▸ DO THIS:
Report only the number of lines holding "Fellowship".

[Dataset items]
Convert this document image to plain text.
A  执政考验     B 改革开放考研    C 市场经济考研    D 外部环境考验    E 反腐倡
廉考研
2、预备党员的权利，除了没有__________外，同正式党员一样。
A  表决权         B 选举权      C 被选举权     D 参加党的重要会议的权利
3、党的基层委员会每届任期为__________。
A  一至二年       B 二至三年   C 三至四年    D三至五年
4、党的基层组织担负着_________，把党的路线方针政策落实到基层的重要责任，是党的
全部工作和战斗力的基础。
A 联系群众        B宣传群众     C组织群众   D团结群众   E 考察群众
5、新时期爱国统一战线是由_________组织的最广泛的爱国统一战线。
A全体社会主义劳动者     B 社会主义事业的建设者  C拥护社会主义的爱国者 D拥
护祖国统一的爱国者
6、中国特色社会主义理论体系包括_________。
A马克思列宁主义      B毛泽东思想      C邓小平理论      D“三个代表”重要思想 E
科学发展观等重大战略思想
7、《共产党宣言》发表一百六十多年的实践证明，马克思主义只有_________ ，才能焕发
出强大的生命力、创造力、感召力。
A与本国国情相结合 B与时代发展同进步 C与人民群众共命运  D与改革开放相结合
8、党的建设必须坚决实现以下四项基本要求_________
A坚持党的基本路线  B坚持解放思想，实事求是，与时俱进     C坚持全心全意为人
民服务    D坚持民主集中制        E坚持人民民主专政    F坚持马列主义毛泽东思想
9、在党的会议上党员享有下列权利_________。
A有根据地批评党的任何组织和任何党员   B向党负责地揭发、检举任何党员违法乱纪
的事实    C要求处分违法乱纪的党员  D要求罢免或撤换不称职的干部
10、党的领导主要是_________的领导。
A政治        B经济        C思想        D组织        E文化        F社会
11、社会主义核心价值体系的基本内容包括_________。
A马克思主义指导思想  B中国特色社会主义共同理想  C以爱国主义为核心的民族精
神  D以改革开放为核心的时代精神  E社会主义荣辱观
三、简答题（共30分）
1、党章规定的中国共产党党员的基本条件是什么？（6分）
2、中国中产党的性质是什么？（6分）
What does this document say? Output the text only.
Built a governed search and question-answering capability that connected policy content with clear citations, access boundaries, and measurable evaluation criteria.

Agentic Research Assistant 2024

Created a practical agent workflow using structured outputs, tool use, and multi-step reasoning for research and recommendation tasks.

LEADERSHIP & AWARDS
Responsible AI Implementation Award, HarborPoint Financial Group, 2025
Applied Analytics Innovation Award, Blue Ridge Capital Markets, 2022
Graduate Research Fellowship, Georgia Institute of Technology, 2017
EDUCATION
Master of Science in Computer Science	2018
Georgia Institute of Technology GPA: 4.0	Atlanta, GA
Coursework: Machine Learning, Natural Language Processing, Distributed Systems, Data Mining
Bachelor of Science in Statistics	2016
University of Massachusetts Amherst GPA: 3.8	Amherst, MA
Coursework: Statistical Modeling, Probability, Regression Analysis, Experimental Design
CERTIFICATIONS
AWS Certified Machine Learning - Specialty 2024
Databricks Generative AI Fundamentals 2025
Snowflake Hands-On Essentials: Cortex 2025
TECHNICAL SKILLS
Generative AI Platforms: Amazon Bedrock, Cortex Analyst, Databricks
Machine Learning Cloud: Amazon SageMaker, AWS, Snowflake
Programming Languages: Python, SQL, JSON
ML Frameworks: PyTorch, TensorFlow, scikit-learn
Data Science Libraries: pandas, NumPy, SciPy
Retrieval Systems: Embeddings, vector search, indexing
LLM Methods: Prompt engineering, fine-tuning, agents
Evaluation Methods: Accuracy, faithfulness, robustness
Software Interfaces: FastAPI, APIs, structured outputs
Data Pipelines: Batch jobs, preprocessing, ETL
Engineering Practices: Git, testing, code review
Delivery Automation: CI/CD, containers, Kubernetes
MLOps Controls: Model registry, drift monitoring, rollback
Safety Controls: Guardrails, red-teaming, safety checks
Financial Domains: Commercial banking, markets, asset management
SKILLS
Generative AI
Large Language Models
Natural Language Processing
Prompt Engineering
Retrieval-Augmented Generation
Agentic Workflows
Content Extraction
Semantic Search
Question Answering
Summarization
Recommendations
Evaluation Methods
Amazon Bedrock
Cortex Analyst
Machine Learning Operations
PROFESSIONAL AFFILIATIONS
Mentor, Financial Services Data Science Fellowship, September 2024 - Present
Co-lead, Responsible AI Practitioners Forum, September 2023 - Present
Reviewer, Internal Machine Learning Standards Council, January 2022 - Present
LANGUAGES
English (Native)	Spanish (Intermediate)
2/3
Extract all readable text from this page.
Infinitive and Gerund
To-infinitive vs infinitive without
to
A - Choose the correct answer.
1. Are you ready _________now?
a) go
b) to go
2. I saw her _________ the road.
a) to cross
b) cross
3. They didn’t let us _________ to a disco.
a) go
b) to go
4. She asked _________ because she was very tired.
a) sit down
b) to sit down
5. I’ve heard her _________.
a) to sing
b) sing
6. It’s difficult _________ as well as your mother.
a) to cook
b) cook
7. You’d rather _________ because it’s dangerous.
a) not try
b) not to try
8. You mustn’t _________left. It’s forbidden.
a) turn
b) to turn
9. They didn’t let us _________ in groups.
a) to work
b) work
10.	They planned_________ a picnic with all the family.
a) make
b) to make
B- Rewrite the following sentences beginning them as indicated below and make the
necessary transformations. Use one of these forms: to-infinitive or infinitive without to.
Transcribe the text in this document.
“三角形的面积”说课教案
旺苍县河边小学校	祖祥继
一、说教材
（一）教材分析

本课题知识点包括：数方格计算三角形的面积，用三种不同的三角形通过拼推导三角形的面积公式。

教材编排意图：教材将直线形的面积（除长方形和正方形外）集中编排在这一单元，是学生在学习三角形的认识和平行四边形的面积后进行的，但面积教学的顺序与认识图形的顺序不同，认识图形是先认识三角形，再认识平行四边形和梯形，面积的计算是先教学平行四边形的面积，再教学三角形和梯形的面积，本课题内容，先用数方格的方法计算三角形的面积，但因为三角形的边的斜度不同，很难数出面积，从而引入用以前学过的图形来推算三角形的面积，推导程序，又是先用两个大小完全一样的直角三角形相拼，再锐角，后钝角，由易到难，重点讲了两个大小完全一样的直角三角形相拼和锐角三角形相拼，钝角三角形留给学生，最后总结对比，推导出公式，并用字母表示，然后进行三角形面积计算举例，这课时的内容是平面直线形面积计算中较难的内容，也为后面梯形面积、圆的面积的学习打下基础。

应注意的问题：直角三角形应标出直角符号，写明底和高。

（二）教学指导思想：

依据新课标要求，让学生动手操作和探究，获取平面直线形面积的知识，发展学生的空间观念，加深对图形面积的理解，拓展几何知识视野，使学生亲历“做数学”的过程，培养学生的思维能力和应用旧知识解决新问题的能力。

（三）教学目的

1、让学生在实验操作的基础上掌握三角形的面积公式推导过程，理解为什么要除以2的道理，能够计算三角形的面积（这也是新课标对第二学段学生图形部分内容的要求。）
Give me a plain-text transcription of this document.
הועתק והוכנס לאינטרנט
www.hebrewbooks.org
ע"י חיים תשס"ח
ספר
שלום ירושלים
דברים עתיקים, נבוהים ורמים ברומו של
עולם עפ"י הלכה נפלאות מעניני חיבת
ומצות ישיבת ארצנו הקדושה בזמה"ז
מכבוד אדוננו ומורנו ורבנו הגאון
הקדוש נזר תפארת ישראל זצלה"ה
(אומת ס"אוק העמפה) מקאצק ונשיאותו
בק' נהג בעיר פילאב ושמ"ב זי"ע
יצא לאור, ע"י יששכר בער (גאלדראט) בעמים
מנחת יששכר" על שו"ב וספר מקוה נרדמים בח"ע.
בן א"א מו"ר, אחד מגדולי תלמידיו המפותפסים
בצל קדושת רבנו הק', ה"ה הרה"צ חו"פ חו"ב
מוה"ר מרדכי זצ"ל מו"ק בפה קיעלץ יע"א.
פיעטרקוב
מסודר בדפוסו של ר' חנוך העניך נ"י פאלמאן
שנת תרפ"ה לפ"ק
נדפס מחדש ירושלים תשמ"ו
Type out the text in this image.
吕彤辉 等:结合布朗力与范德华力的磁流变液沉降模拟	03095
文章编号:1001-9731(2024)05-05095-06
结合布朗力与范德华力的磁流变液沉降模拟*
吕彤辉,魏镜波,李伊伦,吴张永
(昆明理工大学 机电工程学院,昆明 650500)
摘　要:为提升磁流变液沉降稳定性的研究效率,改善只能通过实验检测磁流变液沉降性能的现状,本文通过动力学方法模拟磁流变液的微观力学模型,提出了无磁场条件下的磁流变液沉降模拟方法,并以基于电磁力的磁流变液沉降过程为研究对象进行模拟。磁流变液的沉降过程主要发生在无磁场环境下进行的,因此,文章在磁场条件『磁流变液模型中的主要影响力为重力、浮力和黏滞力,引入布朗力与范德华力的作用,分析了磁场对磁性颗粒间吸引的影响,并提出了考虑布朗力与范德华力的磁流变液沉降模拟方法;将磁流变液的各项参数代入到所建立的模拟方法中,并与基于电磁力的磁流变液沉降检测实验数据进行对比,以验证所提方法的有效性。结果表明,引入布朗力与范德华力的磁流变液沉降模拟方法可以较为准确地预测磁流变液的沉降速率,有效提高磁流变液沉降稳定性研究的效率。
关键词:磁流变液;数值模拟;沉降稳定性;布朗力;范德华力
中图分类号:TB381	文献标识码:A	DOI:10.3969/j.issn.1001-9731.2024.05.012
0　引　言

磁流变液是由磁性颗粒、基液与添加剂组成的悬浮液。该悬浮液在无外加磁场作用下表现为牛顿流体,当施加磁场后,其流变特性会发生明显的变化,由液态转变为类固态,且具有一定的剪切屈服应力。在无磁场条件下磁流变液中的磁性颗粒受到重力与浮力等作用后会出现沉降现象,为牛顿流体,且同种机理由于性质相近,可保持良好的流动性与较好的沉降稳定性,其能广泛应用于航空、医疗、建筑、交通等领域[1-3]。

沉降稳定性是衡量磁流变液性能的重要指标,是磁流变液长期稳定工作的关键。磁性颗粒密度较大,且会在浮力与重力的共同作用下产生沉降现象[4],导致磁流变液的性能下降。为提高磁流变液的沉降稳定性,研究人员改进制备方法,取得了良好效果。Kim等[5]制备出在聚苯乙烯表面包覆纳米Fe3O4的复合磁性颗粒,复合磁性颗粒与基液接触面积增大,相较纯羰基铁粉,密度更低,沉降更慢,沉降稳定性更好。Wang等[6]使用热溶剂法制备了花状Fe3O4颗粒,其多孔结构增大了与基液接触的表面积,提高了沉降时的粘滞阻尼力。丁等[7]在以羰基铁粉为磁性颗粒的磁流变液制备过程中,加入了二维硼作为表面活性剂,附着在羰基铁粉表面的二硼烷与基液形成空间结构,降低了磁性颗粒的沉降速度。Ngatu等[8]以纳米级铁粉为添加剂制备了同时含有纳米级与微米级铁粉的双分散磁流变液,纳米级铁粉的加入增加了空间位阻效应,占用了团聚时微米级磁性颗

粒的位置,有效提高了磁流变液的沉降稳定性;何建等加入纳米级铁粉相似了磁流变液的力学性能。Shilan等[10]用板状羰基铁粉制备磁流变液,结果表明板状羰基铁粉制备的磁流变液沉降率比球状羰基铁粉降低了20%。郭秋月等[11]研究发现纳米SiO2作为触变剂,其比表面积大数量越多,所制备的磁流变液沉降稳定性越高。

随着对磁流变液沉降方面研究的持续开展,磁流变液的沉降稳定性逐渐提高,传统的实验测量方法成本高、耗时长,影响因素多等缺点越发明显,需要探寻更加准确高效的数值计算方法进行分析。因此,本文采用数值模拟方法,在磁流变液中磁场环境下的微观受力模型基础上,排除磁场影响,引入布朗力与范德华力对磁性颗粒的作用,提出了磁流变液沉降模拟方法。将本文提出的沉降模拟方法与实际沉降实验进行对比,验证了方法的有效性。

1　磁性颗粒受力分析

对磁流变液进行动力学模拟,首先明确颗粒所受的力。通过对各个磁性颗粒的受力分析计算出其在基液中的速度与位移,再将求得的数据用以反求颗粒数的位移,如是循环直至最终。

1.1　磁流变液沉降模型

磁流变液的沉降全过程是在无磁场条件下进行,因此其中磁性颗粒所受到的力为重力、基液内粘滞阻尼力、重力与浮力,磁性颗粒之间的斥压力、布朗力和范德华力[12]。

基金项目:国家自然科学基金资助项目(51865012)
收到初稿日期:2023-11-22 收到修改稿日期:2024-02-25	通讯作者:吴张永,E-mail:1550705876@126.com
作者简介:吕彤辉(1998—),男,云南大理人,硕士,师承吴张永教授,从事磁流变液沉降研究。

▸ OUTPUT OF THE EXERCISE:
2